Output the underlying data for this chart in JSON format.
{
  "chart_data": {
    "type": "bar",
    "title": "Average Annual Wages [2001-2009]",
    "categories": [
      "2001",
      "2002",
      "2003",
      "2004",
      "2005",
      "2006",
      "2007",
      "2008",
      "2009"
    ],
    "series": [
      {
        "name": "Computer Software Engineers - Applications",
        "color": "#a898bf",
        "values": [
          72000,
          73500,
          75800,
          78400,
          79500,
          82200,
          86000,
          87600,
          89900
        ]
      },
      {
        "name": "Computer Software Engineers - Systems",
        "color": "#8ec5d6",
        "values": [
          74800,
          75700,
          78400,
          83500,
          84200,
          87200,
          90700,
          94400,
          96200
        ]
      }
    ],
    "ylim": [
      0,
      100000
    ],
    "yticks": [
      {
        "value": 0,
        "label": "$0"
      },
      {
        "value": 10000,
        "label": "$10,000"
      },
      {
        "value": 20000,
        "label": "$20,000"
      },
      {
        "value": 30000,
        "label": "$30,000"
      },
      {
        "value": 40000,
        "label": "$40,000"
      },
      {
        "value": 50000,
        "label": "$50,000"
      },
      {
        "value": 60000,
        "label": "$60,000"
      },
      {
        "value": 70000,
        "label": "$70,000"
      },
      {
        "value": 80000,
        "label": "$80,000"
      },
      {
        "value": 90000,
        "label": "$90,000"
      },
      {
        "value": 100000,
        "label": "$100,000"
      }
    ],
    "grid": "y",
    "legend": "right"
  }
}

——

WHAT IS REQUIRED:
Write down the full listing again, exactly.

SOLUTION TO THIS EXERCISE:
Output the underlying data for this chart in JSON format.
{
  "chart_data": {
    "type": "bar",
    "title": "Average Annual Wages [2001-2009]",
    "categories": [
      "2001",
      "2002",
      "2003",
      "2004",
      "2005",
      "2006",
      "2007",
      "2008",
      "2009"
    ],
    "series": [
      {
        "name": "Computer Software Engineers - Applications",
        "color": "#a898bf",
        "values": [
          72000,
          73500,
          75800,
          78400,
          79500,
          82200,
          86000,
          87600,
          89900
        ]
      },
      {
        "name": "Computer Software Engineers - Systems",
        "color": "#8ec5d6",
        "values": [
          74800,
          75700,
          78400,
          83500,
          84200,
          87200,
          90700,
          94400,
          96200
        ]
      }
    ],
    "ylim": [
      0,
      100000
    ],
    "yticks": [
      {
        "value": 0,
        "label": "$0"
      },
      {
        "value": 10000,
        "label": "$10,000"
      },
      {
        "value": 20000,
        "label": "$20,000"
      },
      {
        "value": 30000,
        "label": "$30,000"
      },
      {
        "value": 40000,
        "label": "$40,000"
      },
      {
        "value": 50000,
        "label": "$50,000"
      },
      {
        "value": 60000,
        "label": "$60,000"
      },
      {
        "value": 70000,
        "label": "$70,000"
      },
      {
        "value": 80000,
        "label": "$80,000"
      },
      {
        "value": 90000,
        "label": "$90,000"
      },
      {
        "value": 100000,
        "label": "$100,000"
      }
    ],
    "grid": "y",
    "legend": "right"
  }
}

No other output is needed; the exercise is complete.